- [Exercise] Copy every line that contains the string "follow" from the entries below.

- [Information supplied]
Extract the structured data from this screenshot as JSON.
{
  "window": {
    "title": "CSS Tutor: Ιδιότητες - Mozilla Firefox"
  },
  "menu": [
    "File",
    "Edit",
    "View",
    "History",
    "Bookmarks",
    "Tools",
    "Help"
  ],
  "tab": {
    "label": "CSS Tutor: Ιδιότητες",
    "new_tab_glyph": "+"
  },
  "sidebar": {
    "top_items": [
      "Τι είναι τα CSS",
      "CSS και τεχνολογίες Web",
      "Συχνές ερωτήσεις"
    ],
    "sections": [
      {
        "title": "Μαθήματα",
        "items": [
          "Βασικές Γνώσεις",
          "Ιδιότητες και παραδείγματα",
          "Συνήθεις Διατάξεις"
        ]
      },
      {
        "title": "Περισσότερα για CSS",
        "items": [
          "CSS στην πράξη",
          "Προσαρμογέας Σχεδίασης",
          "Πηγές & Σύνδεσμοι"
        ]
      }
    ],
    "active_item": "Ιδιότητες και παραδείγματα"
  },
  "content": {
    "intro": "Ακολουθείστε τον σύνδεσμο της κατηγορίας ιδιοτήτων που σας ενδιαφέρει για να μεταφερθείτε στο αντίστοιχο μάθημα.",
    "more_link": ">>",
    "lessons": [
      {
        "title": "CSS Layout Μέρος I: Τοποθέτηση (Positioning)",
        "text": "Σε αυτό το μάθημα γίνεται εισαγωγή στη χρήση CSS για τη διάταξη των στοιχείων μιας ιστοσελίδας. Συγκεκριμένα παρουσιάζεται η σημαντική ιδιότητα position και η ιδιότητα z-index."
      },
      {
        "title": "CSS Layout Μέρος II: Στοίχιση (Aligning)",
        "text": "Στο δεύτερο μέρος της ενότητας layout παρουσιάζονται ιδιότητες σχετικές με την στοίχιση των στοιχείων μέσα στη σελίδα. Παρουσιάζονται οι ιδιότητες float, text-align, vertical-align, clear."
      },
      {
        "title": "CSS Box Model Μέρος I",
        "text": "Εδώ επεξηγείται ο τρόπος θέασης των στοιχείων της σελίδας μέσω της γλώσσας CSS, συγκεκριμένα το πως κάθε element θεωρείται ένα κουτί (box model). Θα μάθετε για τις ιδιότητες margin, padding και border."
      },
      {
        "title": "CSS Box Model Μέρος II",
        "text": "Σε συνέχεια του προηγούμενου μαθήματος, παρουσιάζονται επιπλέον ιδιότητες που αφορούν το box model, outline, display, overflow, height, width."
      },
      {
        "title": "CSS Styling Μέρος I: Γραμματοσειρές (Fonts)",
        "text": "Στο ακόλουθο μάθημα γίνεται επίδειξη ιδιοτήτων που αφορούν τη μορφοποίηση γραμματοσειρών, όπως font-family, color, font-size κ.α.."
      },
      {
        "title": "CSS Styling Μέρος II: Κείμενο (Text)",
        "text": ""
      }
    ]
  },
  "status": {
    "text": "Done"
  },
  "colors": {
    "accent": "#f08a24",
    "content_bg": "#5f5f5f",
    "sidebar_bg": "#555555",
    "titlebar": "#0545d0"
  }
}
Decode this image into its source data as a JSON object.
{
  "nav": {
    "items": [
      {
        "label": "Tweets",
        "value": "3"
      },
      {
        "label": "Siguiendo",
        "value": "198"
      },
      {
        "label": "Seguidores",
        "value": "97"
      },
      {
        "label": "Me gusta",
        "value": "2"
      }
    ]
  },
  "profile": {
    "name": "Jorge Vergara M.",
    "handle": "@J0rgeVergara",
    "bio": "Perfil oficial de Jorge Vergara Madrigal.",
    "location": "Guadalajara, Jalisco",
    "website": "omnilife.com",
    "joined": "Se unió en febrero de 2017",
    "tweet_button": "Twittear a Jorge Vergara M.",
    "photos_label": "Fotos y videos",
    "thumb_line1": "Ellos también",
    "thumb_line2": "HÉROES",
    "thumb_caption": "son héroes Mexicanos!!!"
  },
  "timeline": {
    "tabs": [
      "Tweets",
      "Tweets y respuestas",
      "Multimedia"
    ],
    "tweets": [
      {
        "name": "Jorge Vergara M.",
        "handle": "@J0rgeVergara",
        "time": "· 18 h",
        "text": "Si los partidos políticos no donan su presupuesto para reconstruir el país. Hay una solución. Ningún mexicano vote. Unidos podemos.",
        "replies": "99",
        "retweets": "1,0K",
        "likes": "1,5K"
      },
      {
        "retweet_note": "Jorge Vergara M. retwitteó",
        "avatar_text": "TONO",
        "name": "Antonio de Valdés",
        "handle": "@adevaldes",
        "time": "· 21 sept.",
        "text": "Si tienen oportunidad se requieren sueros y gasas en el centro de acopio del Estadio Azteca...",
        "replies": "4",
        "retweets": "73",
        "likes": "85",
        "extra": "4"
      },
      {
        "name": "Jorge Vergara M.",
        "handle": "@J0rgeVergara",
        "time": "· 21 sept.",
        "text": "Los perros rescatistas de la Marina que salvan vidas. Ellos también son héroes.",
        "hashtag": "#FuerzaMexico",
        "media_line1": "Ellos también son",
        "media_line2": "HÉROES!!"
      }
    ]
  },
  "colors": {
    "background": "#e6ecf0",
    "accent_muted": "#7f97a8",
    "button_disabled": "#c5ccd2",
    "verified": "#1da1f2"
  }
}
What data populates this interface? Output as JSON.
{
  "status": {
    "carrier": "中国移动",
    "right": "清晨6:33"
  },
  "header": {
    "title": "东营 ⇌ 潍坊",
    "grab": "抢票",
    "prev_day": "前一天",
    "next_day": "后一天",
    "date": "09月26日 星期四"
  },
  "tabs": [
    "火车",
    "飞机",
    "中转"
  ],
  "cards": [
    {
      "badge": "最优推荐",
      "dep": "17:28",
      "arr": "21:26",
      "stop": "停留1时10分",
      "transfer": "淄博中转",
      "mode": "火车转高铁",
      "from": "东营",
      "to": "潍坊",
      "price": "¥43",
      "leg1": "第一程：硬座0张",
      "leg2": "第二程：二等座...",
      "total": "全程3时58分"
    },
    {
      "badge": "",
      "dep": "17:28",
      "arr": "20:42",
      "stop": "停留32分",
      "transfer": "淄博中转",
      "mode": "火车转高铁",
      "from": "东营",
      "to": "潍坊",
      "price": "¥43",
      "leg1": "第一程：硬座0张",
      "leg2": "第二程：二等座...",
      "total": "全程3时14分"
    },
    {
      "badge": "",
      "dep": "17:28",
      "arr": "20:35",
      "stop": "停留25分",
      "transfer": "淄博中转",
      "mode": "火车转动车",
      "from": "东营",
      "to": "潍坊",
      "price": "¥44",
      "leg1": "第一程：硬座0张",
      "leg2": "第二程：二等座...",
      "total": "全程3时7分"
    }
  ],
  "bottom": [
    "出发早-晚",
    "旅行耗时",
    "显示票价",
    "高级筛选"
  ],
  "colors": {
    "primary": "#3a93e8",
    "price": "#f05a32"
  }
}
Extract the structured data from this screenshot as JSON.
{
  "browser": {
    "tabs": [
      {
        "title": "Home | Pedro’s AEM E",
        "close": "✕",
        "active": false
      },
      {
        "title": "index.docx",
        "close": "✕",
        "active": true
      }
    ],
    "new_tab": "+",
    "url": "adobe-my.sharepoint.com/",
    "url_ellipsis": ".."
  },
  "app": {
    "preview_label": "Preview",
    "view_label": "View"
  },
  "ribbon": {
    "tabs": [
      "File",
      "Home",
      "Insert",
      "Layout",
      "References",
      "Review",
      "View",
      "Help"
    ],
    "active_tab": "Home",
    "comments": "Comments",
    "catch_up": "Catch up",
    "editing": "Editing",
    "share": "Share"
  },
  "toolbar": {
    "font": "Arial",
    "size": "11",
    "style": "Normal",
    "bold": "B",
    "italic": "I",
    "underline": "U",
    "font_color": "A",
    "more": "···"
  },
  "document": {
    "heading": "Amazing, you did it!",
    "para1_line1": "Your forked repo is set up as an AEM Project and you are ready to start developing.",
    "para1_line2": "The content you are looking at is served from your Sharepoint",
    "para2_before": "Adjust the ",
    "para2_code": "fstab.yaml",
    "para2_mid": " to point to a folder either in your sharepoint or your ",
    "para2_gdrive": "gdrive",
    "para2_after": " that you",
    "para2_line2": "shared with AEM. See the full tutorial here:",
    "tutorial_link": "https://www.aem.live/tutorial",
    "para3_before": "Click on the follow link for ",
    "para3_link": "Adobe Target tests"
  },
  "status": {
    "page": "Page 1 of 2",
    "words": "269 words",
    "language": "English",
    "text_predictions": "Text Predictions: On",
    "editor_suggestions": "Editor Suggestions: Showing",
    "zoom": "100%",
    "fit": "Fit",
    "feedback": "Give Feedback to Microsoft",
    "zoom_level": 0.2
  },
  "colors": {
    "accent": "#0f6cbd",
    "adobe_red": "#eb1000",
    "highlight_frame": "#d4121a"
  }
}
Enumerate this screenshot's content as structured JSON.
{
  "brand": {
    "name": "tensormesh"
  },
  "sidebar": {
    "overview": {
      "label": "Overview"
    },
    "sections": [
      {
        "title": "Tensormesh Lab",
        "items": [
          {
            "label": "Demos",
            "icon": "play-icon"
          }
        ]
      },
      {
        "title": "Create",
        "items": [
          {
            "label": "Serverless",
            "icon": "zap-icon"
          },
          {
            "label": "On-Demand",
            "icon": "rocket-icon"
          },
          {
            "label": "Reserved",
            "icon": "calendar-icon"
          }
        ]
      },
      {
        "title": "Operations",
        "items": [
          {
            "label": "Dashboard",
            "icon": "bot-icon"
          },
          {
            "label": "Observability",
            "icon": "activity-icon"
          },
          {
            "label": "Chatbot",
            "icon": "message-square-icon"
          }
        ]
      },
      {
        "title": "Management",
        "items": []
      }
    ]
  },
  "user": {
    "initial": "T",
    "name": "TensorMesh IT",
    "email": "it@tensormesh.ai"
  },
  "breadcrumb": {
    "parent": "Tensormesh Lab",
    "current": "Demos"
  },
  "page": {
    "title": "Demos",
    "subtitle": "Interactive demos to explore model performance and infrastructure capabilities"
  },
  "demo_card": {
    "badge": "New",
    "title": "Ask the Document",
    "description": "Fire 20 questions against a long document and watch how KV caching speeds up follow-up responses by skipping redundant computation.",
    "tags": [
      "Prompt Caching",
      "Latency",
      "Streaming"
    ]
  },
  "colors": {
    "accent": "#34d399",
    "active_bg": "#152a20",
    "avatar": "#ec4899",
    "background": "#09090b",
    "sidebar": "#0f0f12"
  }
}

- [Correct response]
    "para3_before": "Click on the follow link for ",
    "description": "Fire 20 questions against a long document and watch how KV caching speeds up follow-up responses by skipping redundant computation.",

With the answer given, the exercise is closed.